#### [Set exercise]
Report how many lines contain "Registry". Give the number and nothing else.

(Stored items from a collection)
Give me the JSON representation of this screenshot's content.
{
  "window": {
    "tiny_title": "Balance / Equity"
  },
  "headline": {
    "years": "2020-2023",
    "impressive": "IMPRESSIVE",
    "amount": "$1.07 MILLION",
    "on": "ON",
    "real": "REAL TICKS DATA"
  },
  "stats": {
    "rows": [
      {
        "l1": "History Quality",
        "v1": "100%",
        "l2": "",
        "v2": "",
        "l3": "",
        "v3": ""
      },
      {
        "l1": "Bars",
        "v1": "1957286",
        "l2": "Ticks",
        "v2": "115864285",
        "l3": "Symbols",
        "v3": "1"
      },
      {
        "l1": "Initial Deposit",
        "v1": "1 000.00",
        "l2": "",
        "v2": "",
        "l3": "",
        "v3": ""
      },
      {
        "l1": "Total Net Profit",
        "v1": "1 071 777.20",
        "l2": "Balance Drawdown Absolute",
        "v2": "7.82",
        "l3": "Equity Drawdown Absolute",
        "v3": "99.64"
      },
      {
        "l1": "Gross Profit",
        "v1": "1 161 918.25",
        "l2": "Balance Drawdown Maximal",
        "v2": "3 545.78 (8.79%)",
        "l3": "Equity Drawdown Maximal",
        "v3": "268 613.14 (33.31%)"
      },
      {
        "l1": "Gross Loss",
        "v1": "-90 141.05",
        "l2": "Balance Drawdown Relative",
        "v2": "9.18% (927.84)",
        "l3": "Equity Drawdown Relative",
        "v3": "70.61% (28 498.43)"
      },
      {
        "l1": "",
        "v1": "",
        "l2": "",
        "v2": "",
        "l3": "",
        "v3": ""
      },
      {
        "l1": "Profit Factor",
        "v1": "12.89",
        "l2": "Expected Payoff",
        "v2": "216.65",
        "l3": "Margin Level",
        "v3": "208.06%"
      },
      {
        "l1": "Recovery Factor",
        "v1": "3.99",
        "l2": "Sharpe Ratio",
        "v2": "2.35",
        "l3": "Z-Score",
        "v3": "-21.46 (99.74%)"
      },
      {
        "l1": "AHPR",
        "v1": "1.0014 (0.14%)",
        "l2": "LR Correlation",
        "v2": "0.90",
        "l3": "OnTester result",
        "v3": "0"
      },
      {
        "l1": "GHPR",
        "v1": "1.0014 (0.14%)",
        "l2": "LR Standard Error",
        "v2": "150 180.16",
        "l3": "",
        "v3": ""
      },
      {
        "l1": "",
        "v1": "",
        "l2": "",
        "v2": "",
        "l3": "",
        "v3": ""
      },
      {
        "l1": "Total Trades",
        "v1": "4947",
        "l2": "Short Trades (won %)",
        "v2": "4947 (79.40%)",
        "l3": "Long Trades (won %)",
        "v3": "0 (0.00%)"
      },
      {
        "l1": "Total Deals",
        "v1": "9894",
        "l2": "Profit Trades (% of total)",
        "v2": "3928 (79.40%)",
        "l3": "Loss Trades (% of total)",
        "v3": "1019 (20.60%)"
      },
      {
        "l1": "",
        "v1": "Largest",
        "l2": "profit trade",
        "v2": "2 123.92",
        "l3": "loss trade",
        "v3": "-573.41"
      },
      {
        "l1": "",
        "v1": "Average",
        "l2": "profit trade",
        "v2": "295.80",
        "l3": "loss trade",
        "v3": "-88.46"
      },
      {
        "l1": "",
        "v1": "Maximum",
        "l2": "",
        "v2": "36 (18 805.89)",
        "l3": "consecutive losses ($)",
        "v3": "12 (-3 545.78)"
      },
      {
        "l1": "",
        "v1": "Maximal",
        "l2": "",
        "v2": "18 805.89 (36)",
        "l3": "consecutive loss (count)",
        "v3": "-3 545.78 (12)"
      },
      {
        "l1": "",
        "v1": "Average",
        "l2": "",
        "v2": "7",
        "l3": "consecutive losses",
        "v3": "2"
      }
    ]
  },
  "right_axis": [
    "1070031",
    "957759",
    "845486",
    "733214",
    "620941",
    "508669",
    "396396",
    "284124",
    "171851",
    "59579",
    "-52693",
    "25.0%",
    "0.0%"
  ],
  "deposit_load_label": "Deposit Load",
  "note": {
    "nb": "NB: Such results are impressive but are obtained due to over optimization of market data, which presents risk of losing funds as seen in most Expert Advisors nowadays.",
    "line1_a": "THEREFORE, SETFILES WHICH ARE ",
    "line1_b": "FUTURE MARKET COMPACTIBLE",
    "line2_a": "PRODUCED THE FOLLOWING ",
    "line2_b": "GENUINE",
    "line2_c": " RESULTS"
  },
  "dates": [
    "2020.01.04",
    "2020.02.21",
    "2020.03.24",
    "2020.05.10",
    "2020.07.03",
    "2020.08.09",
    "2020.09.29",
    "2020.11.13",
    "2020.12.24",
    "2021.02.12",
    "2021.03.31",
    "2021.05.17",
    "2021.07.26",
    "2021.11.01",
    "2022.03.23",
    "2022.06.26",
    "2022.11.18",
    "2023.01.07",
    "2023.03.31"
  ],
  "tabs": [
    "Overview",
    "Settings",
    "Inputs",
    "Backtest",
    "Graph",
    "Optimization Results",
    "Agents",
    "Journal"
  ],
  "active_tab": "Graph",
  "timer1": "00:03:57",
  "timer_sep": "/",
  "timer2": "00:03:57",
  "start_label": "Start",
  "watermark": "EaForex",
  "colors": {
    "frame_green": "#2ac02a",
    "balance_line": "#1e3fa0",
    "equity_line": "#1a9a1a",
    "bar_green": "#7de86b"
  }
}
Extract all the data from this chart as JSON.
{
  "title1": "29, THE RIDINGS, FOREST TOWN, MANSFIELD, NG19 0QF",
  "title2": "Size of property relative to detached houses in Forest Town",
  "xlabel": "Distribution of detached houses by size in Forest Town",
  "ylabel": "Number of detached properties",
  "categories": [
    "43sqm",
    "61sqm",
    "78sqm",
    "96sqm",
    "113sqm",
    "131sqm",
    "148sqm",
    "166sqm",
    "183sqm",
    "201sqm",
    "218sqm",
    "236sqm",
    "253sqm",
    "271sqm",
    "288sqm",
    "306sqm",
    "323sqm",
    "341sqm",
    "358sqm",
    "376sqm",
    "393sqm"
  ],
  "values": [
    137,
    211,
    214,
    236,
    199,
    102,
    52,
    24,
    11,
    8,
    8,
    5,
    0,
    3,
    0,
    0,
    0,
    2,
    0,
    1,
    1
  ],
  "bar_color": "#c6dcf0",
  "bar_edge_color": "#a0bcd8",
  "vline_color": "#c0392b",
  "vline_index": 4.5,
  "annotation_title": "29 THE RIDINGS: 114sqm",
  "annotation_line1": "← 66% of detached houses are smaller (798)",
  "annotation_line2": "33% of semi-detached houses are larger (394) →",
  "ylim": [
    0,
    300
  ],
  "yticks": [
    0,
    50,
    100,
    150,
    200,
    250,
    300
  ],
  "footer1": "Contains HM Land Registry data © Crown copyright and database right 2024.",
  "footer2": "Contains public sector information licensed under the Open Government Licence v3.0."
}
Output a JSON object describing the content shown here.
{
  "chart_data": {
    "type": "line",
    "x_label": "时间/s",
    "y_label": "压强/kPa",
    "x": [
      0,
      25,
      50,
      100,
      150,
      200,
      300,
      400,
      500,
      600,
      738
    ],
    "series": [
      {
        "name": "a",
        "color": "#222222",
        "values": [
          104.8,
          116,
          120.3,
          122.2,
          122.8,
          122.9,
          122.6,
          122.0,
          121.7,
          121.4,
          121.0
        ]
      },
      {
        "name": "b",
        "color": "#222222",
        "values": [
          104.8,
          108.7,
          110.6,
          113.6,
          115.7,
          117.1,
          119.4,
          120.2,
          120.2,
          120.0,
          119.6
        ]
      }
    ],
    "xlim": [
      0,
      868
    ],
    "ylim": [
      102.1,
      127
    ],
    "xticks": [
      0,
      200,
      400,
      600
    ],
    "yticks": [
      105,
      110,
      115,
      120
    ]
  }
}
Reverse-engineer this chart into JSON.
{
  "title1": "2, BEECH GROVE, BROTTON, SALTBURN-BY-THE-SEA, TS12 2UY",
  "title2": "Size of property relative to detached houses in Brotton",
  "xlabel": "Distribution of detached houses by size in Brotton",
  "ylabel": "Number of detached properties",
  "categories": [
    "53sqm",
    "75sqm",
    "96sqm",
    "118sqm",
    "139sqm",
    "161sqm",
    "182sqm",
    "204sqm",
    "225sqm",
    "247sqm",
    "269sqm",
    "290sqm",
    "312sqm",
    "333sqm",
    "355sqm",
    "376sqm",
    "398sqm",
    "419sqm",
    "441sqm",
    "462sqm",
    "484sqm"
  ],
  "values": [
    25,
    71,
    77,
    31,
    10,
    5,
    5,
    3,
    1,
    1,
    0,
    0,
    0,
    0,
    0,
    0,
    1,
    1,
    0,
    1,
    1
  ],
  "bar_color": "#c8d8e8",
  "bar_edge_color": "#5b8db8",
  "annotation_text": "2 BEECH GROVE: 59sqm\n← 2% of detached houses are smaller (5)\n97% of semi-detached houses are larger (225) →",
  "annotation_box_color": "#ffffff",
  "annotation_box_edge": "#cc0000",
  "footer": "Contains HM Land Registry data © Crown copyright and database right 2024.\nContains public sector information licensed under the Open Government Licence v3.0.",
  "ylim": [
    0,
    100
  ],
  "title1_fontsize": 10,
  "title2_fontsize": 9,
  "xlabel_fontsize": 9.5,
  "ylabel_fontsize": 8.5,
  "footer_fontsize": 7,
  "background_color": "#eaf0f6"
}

#### [The answer]
2